◆ **Polecenia**
**a)** Wymień wszystkie stwierdzenia o sobie, które Przemysław Czarnek wypowiada w cytacie zaczynającym się od słów „Ja uczyłem się” w felietonie.
**b)** Do jakiej partii według felietonu należy cytowany polityk?
**c)** Przytocz ponownie słowo w słowo fragment felietonu, który zaczyna się od słów „Mój dzisiejszy krótki” i kończy na słowach „edukacji polityk PiS.”.

◆ **Cytowany tekst**
***

Prokreacja ministra, któremu wg niego, niczego mu nie brakuje.

Prokreacja ministra, któremu wg niego, niczego mu nie brakuje.

Mój dzisiejszy krótki felietooon może zwierać treści nie zawsze zgodne z linią rządzącej partii, oficjalną doktryną KK a nawet według kilku osób z Garnka** wyczerpywać inne, podobno negatywne znamiona.

"Od tysięcy lat, żeby nie powiedzieć miliardów, żeby nie powiedzieć od stworzenia człowieka***, ludzie dokładnie wiedzieli, jak to wygląda i jak wygląda życie seksualne człowieka i myślę, że nie trzeba tego zbyt mocno rozbudowywać w szkole" - przekonywał swoich rozmówców na czacie ten ważny dla edukacji polityk PiS.

"Ja uczyłem się dokładnie takiej samej edukacji (sic!), dochowałem się dwójki dzieci, mam wspaniałe życie małżeńskie, wszystko umiem, niczego mi nie brakuje"
- pochwalił się dalej Przemysław Czarnek w rozmowie z internautami.

***

◆ **Podane dane**
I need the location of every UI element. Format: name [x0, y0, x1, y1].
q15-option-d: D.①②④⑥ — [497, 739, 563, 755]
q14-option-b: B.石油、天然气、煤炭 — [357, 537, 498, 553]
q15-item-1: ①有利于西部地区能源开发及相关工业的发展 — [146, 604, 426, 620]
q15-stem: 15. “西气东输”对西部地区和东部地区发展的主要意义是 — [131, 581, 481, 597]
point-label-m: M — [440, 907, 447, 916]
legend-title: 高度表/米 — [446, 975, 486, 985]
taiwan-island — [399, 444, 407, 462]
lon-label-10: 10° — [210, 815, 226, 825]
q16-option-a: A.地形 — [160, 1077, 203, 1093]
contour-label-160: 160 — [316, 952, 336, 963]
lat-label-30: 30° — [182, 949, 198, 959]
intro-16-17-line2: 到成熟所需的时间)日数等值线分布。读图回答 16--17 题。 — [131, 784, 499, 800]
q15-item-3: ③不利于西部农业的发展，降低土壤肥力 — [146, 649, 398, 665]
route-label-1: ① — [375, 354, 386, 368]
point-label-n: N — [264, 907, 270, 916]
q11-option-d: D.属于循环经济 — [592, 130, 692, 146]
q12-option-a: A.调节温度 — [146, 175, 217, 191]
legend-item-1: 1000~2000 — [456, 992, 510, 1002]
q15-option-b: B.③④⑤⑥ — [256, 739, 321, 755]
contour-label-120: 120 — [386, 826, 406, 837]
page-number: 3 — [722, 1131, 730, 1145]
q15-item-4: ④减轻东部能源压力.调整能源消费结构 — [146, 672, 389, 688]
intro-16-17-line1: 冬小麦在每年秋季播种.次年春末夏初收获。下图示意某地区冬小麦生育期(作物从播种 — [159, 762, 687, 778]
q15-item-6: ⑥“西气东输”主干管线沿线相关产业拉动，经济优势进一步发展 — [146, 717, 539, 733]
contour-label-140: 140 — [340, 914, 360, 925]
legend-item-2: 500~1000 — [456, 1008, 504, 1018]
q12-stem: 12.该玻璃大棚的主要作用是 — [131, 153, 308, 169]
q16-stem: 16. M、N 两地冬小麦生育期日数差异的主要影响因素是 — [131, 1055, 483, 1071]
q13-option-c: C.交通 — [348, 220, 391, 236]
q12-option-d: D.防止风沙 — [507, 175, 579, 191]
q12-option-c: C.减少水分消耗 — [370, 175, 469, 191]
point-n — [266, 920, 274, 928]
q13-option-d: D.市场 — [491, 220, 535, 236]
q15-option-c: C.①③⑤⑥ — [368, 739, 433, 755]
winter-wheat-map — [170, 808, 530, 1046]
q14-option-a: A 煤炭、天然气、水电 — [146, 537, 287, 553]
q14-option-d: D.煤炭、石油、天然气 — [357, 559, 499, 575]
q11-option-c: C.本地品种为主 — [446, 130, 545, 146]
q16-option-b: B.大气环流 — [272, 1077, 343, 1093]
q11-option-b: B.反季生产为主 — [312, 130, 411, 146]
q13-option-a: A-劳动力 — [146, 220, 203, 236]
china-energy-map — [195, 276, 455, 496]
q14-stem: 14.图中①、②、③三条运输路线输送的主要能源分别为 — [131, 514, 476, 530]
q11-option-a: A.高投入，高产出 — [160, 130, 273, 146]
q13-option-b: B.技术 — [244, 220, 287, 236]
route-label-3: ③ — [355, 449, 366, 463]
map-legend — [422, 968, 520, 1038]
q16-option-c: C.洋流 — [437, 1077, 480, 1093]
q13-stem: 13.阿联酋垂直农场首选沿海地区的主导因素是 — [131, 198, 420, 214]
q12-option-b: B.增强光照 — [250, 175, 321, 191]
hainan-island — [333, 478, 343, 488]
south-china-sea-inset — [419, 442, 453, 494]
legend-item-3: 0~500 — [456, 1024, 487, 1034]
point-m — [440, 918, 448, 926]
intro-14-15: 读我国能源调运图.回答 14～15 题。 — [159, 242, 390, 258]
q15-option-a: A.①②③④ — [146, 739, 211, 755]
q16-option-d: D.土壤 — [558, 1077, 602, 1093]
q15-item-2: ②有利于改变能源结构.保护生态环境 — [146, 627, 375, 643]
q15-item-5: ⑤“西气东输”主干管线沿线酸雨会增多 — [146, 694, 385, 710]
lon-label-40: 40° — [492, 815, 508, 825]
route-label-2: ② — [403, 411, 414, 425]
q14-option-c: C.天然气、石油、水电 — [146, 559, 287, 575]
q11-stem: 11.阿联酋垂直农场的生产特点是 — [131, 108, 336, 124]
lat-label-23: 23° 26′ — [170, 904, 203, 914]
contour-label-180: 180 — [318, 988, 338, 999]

***

◆ **Rozwiązania zadań**
**a)**
- uczył się dokładnie takiej samej edukacji
- dochował się dwójki dzieci
- ma wspaniałe życie małżeńskie
- wszystko umie
- niczego mu nie brakuje

**b)** Do PiS.

**c)**
Mój dzisiejszy krótki felietooon może zwierać treści nie zawsze zgodne z linią rządzącej partii, oficjalną doktryną KK a nawet według kilku osób z Garnka** wyczerpywać inne, podobno negatywne znamiona.

"Od tysięcy lat, żeby nie powiedzieć miliardów, żeby nie powiedzieć od stworzenia człowieka***, ludzie dokładnie wiedzieli, jak to wygląda i jak wygląda życie seksualne człowieka i myślę, że nie trzeba tego zbyt mocno rozbudowywać w szkole" - przekonywał swoich rozmówców na czacie ten ważny dla edukacji polityk PiS.